* _GIVEN ENTRIES_:
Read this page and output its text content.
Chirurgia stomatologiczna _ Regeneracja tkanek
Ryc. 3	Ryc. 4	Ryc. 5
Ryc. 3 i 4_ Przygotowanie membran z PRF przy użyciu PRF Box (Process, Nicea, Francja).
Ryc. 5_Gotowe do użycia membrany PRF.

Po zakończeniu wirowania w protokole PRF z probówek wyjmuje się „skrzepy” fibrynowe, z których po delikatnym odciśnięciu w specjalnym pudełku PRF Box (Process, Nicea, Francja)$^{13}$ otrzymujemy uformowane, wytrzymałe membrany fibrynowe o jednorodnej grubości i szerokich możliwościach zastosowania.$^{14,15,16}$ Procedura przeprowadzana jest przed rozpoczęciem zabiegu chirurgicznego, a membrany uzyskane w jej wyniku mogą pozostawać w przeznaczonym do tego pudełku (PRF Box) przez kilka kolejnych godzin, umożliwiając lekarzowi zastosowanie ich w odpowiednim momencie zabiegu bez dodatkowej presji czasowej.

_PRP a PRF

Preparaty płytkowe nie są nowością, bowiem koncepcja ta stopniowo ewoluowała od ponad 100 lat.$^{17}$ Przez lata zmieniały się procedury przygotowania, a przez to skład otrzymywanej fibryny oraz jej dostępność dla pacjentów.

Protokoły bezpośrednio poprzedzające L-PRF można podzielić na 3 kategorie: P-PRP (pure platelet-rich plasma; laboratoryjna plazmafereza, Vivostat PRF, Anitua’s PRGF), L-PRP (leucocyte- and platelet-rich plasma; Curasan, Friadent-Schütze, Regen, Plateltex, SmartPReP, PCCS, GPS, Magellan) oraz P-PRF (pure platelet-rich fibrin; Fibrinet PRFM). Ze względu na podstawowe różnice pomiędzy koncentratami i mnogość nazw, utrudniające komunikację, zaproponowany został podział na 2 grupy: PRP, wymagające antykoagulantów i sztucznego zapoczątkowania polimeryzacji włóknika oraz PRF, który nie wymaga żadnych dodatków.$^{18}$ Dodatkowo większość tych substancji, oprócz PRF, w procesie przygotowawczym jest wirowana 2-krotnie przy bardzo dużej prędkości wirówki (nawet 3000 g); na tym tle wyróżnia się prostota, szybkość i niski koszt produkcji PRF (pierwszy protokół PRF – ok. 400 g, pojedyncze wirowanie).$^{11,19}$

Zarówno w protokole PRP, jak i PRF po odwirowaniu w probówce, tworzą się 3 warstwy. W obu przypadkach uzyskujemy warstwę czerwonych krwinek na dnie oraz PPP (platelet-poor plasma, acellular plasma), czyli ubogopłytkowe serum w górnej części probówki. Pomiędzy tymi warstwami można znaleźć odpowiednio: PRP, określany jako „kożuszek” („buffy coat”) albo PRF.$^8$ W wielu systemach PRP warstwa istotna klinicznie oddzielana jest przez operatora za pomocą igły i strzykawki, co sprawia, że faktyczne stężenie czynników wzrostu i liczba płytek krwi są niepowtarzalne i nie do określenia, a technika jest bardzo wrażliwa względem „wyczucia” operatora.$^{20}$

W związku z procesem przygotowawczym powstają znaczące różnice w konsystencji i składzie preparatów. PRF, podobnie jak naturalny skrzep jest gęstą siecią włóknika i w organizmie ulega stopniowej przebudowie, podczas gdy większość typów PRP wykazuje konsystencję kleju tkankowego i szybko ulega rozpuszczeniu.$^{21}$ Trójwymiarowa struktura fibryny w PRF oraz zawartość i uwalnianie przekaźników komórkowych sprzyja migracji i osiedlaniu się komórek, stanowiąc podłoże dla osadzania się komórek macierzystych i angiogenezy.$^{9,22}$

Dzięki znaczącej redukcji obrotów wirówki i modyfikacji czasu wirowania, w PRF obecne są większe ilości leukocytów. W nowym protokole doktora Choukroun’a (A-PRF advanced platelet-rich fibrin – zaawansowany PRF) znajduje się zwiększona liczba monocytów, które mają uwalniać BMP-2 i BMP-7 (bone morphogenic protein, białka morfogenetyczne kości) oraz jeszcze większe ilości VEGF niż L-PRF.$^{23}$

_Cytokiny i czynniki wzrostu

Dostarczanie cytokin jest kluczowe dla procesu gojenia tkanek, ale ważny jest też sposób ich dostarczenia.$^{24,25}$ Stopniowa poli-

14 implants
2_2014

* _PROBLEM DETAILS_: The data above should be duplicated exactly and completely.

* _TASK ANSWER_:
Read this page and output its text content.
Chirurgia stomatologiczna _ Regeneracja tkanek
Ryc. 3	Ryc. 4	Ryc. 5
Ryc. 3 i 4_ Przygotowanie membran z PRF przy użyciu PRF Box (Process, Nicea, Francja).
Ryc. 5_Gotowe do użycia membrany PRF.

Po zakończeniu wirowania w protokole PRF z probówek wyjmuje się „skrzepy” fibrynowe, z których po delikatnym odciśnięciu w specjalnym pudełku PRF Box (Process, Nicea, Francja)$^{13}$ otrzymujemy uformowane, wytrzymałe membrany fibrynowe o jednorodnej grubości i szerokich możliwościach zastosowania.$^{14,15,16}$ Procedura przeprowadzana jest przed rozpoczęciem zabiegu chirurgicznego, a membrany uzyskane w jej wyniku mogą pozostawać w przeznaczonym do tego pudełku (PRF Box) przez kilka kolejnych godzin, umożliwiając lekarzowi zastosowanie ich w odpowiednim momencie zabiegu bez dodatkowej presji czasowej.

_PRP a PRF

Preparaty płytkowe nie są nowością, bowiem koncepcja ta stopniowo ewoluowała od ponad 100 lat.$^{17}$ Przez lata zmieniały się procedury przygotowania, a przez to skład otrzymywanej fibryny oraz jej dostępność dla pacjentów.

Protokoły bezpośrednio poprzedzające L-PRF można podzielić na 3 kategorie: P-PRP (pure platelet-rich plasma; laboratoryjna plazmafereza, Vivostat PRF, Anitua’s PRGF), L-PRP (leucocyte- and platelet-rich plasma; Curasan, Friadent-Schütze, Regen, Plateltex, SmartPReP, PCCS, GPS, Magellan) oraz P-PRF (pure platelet-rich fibrin; Fibrinet PRFM). Ze względu na podstawowe różnice pomiędzy koncentratami i mnogość nazw, utrudniające komunikację, zaproponowany został podział na 2 grupy: PRP, wymagające antykoagulantów i sztucznego zapoczątkowania polimeryzacji włóknika oraz PRF, który nie wymaga żadnych dodatków.$^{18}$ Dodatkowo większość tych substancji, oprócz PRF, w procesie przygotowawczym jest wirowana 2-krotnie przy bardzo dużej prędkości wirówki (nawet 3000 g); na tym tle wyróżnia się prostota, szybkość i niski koszt produkcji PRF (pierwszy protokół PRF – ok. 400 g, pojedyncze wirowanie).$^{11,19}$

Zarówno w protokole PRP, jak i PRF po odwirowaniu w probówce, tworzą się 3 warstwy. W obu przypadkach uzyskujemy warstwę czerwonych krwinek na dnie oraz PPP (platelet-poor plasma, acellular plasma), czyli ubogopłytkowe serum w górnej części probówki. Pomiędzy tymi warstwami można znaleźć odpowiednio: PRP, określany jako „kożuszek” („buffy coat”) albo PRF.$^8$ W wielu systemach PRP warstwa istotna klinicznie oddzielana jest przez operatora za pomocą igły i strzykawki, co sprawia, że faktyczne stężenie czynników wzrostu i liczba płytek krwi są niepowtarzalne i nie do określenia, a technika jest bardzo wrażliwa względem „wyczucia” operatora.$^{20}$

W związku z procesem przygotowawczym powstają znaczące różnice w konsystencji i składzie preparatów. PRF, podobnie jak naturalny skrzep jest gęstą siecią włóknika i w organizmie ulega stopniowej przebudowie, podczas gdy większość typów PRP wykazuje konsystencję kleju tkankowego i szybko ulega rozpuszczeniu.$^{21}$ Trójwymiarowa struktura fibryny w PRF oraz zawartość i uwalnianie przekaźników komórkowych sprzyja migracji i osiedlaniu się komórek, stanowiąc podłoże dla osadzania się komórek macierzystych i angiogenezy.$^{9,22}$

Dzięki znaczącej redukcji obrotów wirówki i modyfikacji czasu wirowania, w PRF obecne są większe ilości leukocytów. W nowym protokole doktora Choukroun’a (A-PRF advanced platelet-rich fibrin – zaawansowany PRF) znajduje się zwiększona liczba monocytów, które mają uwalniać BMP-2 i BMP-7 (bone morphogenic protein, białka morfogenetyczne kości) oraz jeszcze większe ilości VEGF niż L-PRF.$^{23}$

_Cytokiny i czynniki wzrostu

Dostarczanie cytokin jest kluczowe dla procesu gojenia tkanek, ale ważny jest też sposób ich dostarczenia.$^{24,25}$ Stopniowa poli-

14 implants
2_2014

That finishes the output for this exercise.